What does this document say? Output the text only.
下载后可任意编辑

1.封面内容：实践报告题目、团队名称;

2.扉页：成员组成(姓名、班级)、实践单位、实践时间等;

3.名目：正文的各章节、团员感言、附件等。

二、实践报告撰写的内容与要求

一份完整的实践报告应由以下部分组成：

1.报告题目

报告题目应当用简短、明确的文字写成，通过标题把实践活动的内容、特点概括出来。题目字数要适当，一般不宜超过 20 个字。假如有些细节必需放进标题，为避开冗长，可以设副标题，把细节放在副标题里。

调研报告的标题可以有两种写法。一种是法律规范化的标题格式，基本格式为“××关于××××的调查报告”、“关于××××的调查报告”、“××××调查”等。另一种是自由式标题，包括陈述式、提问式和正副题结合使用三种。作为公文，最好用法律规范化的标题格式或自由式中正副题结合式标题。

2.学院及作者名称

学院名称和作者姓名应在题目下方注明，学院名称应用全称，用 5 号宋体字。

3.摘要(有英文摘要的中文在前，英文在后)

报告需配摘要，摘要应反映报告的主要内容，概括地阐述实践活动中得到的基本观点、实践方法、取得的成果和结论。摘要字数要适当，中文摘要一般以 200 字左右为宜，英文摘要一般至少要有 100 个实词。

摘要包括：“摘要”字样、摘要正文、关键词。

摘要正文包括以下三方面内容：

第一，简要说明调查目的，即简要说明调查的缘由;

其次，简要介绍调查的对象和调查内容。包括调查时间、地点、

• Your task: Print the records above in full, exactly.

• Worked answer:
What does this document say? Output the text only.
下载后可任意编辑

1.封面内容：实践报告题目、团队名称;

2.扉页：成员组成(姓名、班级)、实践单位、实践时间等;

3.名目：正文的各章节、团员感言、附件等。

二、实践报告撰写的内容与要求

一份完整的实践报告应由以下部分组成：

1.报告题目

报告题目应当用简短、明确的文字写成，通过标题把实践活动的内容、特点概括出来。题目字数要适当，一般不宜超过 20 个字。假如有些细节必需放进标题，为避开冗长，可以设副标题，把细节放在副标题里。

调研报告的标题可以有两种写法。一种是法律规范化的标题格式，基本格式为“××关于××××的调查报告”、“关于××××的调查报告”、“××××调查”等。另一种是自由式标题，包括陈述式、提问式和正副题结合使用三种。作为公文，最好用法律规范化的标题格式或自由式中正副题结合式标题。

2.学院及作者名称

学院名称和作者姓名应在题目下方注明，学院名称应用全称，用 5 号宋体字。

3.摘要(有英文摘要的中文在前，英文在后)

报告需配摘要，摘要应反映报告的主要内容，概括地阐述实践活动中得到的基本观点、实践方法、取得的成果和结论。摘要字数要适当，中文摘要一般以 200 字左右为宜，英文摘要一般至少要有 100 个实词。

摘要包括：“摘要”字样、摘要正文、关键词。

摘要正文包括以下三方面内容：

第一，简要说明调查目的，即简要说明调查的缘由;

其次，简要介绍调查的对象和调查内容。包括调查时间、地点、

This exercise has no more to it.